ACTIVITY ->
Each line in the entries below that holds the word "consisting" belongs in the answer.

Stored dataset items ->
────────────────────

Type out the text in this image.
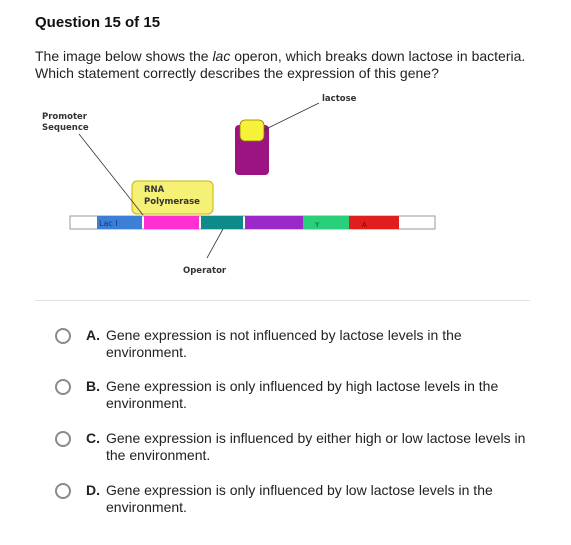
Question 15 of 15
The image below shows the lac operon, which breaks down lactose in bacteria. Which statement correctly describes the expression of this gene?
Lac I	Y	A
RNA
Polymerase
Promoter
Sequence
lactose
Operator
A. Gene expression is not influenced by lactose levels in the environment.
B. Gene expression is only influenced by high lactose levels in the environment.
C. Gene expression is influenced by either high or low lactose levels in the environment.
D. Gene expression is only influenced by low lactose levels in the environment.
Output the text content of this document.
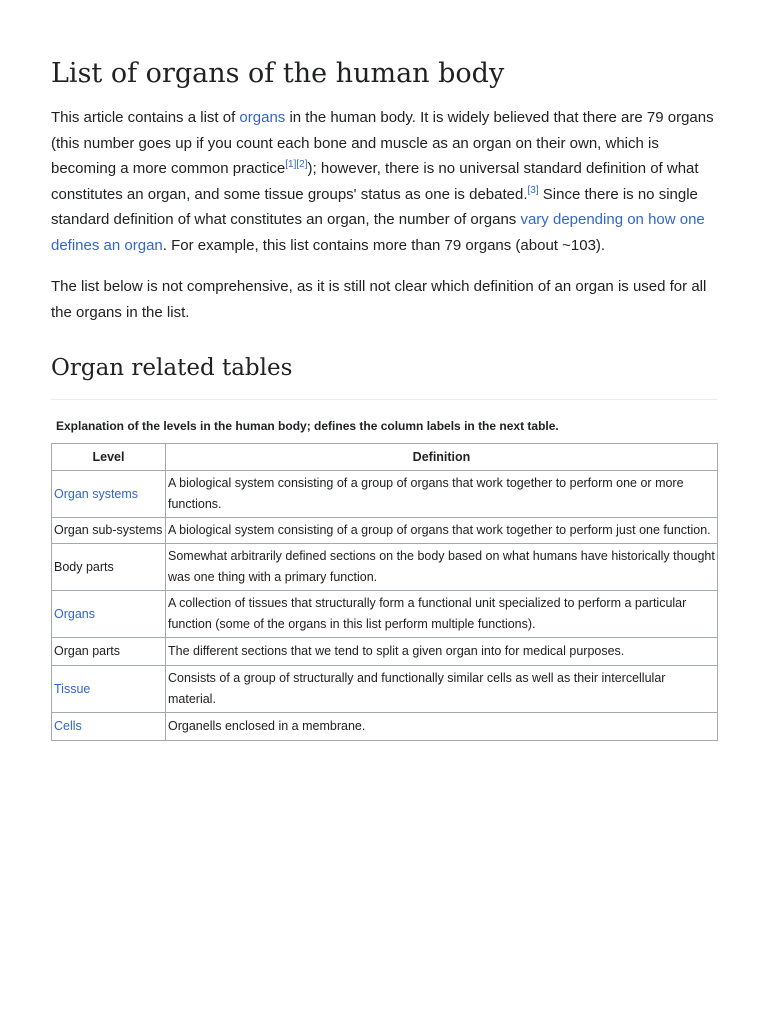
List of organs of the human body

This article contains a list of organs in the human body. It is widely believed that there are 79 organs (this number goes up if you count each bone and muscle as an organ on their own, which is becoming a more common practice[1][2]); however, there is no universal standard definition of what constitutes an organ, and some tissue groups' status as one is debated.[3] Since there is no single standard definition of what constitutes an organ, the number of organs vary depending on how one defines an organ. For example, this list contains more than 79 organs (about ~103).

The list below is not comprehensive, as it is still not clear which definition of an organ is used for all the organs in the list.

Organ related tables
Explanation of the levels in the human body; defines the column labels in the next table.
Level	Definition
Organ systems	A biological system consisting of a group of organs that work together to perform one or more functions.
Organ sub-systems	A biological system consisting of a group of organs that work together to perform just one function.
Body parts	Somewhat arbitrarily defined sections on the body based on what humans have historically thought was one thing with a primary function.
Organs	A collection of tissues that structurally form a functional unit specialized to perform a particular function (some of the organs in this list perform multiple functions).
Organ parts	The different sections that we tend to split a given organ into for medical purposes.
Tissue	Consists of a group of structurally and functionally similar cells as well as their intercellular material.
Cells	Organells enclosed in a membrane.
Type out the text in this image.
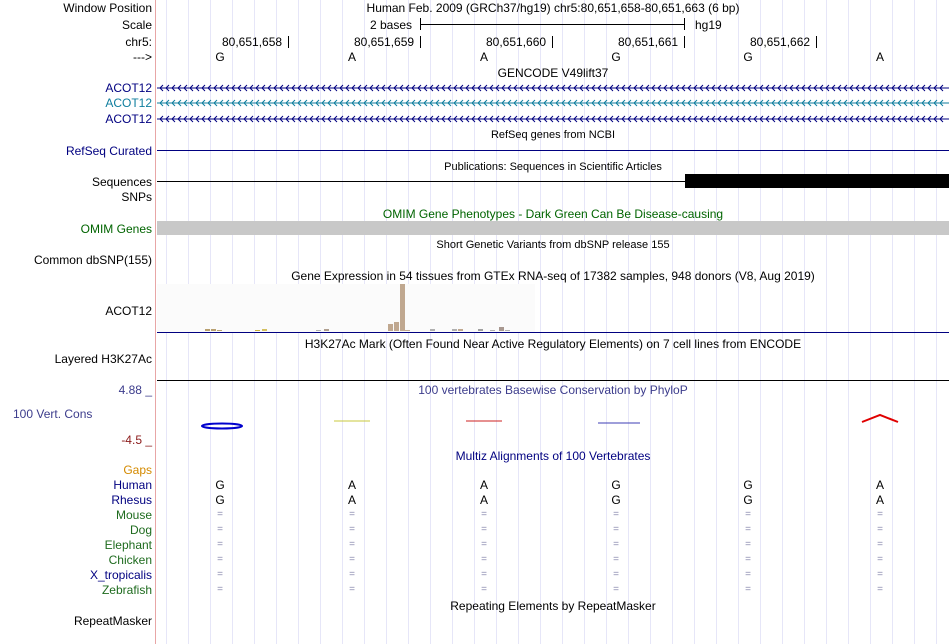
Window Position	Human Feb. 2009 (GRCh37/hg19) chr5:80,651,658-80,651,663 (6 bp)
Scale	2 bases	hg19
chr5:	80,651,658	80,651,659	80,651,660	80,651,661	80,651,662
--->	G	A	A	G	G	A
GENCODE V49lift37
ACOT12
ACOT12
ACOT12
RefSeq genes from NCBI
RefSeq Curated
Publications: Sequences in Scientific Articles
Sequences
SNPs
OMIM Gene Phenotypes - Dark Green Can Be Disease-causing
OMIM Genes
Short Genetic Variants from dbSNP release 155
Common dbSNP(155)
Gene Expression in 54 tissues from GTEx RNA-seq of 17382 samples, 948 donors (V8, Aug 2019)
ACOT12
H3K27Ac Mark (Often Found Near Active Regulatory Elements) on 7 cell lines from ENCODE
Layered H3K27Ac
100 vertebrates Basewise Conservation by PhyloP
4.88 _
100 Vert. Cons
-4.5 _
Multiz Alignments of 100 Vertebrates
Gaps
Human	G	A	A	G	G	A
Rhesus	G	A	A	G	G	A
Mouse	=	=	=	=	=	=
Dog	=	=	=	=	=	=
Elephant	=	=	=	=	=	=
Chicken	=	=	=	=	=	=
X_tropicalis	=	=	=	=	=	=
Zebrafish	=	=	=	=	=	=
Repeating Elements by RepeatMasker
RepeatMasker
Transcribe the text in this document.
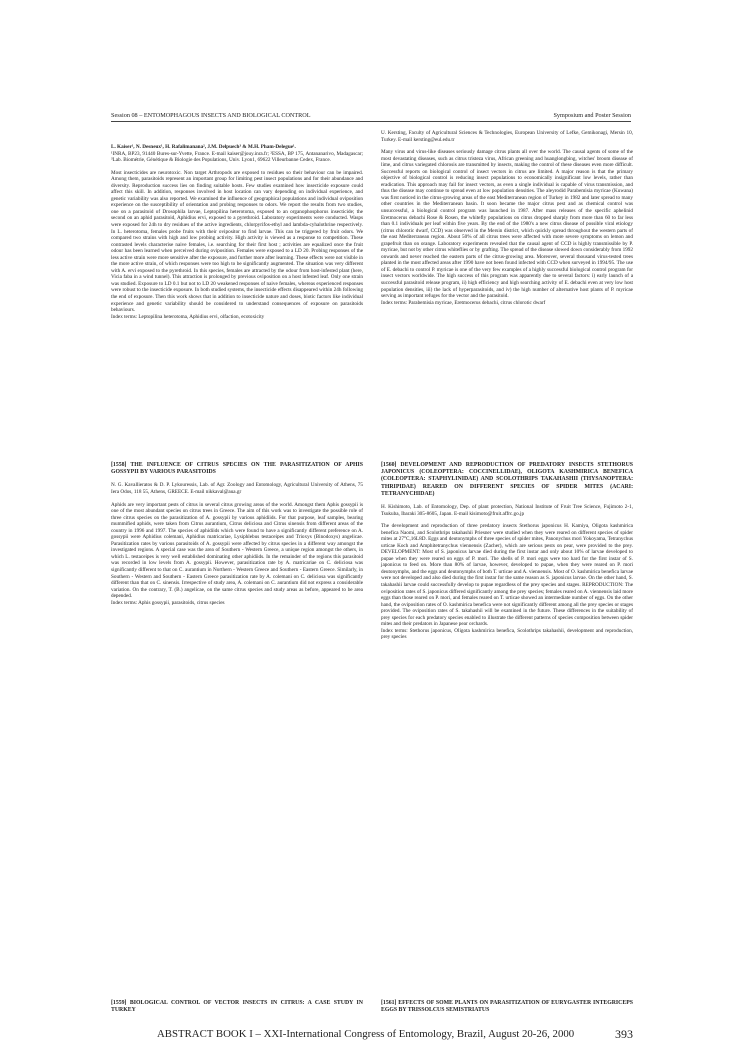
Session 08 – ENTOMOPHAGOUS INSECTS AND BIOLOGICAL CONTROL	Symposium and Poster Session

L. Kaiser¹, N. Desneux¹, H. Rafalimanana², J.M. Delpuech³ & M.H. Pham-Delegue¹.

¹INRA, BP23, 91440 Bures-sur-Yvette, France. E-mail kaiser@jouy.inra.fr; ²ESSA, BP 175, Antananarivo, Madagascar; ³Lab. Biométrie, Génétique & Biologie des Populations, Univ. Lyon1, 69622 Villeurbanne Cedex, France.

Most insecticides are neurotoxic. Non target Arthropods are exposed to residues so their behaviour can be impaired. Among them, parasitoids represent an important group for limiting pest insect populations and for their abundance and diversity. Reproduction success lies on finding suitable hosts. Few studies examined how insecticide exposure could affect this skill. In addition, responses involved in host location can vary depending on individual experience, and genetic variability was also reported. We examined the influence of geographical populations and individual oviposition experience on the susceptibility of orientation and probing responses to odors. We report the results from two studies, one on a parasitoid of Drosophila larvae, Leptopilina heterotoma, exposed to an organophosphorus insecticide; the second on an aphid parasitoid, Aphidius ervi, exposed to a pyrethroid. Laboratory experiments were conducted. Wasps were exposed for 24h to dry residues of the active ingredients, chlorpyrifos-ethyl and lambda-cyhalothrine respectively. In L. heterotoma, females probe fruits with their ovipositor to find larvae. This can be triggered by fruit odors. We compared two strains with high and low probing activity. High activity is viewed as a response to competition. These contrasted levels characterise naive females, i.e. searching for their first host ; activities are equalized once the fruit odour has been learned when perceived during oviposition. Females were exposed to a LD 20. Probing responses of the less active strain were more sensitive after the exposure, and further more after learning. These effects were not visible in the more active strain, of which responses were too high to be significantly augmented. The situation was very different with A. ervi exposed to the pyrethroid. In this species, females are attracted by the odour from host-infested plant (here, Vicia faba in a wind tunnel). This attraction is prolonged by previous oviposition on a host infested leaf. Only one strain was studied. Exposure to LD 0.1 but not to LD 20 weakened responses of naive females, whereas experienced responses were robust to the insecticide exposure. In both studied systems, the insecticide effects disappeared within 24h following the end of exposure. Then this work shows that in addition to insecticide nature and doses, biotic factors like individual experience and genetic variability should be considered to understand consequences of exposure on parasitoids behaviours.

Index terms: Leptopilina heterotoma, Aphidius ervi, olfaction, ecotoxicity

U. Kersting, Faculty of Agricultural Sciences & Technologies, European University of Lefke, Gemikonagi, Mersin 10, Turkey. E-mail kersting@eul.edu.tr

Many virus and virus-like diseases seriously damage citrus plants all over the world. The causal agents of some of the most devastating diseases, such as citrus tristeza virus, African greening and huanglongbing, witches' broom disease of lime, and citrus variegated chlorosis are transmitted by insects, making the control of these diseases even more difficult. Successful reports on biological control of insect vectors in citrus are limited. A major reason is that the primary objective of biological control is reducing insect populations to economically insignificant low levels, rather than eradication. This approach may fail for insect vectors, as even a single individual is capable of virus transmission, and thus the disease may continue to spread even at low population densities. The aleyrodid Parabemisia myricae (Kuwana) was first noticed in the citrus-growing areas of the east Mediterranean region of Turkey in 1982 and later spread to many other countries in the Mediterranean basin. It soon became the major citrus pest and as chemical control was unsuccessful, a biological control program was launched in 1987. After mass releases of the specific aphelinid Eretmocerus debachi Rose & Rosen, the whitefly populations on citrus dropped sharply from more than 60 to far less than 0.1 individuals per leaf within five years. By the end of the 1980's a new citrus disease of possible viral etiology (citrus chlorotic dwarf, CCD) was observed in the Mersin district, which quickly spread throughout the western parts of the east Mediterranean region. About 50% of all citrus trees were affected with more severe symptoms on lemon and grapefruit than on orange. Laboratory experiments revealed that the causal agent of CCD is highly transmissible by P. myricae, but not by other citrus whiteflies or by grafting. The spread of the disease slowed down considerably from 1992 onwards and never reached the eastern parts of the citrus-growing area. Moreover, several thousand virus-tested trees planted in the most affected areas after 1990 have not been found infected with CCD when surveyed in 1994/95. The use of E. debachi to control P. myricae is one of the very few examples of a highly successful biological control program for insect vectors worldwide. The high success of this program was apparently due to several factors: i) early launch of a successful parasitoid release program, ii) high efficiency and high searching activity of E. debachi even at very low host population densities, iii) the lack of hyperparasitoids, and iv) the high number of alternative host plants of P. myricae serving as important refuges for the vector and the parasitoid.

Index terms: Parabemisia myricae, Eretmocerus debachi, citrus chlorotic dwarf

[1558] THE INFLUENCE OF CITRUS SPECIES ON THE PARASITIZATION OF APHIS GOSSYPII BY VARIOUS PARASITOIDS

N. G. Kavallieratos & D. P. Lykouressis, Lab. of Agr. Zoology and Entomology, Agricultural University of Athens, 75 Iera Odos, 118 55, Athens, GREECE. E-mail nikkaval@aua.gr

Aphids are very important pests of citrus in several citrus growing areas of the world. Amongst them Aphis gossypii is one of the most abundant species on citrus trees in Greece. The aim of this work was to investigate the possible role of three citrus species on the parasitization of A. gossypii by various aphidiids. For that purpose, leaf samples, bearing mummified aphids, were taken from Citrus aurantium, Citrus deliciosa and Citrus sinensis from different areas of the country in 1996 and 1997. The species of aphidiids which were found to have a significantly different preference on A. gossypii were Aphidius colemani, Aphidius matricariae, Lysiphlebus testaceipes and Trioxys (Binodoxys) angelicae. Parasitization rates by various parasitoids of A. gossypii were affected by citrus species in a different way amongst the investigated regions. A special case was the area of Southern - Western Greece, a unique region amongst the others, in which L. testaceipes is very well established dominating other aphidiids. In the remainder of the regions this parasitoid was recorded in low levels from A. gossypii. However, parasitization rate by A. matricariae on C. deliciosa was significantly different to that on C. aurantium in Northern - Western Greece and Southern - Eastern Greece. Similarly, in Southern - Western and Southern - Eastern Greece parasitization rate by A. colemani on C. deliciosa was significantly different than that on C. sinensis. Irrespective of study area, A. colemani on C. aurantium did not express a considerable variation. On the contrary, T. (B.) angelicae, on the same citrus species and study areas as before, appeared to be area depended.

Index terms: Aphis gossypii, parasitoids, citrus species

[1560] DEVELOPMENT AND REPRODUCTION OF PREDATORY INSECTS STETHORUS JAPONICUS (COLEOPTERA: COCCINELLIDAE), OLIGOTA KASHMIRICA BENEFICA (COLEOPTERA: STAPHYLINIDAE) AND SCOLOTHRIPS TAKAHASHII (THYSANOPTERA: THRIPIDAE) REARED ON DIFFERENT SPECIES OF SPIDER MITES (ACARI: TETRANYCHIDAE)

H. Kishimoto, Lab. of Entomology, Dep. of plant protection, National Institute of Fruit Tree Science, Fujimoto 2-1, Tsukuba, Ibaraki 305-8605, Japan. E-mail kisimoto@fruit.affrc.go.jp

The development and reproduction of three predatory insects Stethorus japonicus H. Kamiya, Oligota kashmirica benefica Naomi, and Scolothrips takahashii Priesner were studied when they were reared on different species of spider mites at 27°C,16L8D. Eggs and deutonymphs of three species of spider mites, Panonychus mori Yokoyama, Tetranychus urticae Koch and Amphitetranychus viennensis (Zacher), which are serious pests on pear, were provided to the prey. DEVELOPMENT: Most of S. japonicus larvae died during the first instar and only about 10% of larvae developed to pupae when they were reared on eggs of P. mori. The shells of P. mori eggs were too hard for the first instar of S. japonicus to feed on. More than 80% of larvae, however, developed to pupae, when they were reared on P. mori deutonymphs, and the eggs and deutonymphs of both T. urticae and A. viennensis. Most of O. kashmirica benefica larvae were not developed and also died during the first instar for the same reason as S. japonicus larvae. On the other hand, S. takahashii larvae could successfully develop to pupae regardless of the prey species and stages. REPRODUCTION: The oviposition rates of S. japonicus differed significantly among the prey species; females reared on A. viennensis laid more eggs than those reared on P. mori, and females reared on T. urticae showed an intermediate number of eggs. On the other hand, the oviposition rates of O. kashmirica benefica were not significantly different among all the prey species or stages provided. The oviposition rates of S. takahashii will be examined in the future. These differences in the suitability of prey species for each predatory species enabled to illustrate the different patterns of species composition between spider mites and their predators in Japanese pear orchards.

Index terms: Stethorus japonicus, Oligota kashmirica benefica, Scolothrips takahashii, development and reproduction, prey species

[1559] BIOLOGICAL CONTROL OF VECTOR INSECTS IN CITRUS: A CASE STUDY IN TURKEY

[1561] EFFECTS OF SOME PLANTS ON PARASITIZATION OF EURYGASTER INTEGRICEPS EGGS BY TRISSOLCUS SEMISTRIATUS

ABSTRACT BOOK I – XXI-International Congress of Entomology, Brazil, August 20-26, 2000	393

────────────────────

EXERCISE SOLUTION ->
Organ systems	A biological system consisting of a group of organs that work together to perform one or more functions.
Organ sub-systems	A biological system consisting of a group of organs that work together to perform just one function.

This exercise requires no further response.